Task to carry out:
The records below must be retyped exactly.

--- Begin Data in this exercise ---

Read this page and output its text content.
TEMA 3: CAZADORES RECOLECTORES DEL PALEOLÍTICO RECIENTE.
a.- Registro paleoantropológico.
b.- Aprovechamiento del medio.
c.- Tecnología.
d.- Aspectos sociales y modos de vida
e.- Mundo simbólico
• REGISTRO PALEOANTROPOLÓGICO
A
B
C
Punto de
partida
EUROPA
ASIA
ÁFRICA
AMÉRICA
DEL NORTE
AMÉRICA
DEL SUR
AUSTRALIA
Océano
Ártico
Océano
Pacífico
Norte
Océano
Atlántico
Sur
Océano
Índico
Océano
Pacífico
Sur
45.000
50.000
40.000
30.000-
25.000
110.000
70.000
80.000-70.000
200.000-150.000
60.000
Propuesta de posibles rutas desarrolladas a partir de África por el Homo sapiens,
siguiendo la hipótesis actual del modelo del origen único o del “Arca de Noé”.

--- End Data in this exercise ---

Worked solution:
Read this page and output its text content.
TEMA 3: CAZADORES RECOLECTORES DEL PALEOLÍTICO RECIENTE.
a.- Registro paleoantropológico.
b.- Aprovechamiento del medio.
c.- Tecnología.
d.- Aspectos sociales y modos de vida
e.- Mundo simbólico
• REGISTRO PALEOANTROPOLÓGICO
A
B
C
Punto de
partida
EUROPA
ASIA
ÁFRICA
AMÉRICA
DEL NORTE
AMÉRICA
DEL SUR
AUSTRALIA
Océano
Ártico
Océano
Pacífico
Norte
Océano
Atlántico
Sur
Océano
Índico
Océano
Pacífico
Sur
45.000
50.000
40.000
30.000-
25.000
110.000
70.000
80.000-70.000
200.000-150.000
60.000
Propuesta de posibles rutas desarrolladas a partir de África por el Homo sapiens,
siguiendo la hipótesis actual del modelo del origen único o del “Arca de Noé”.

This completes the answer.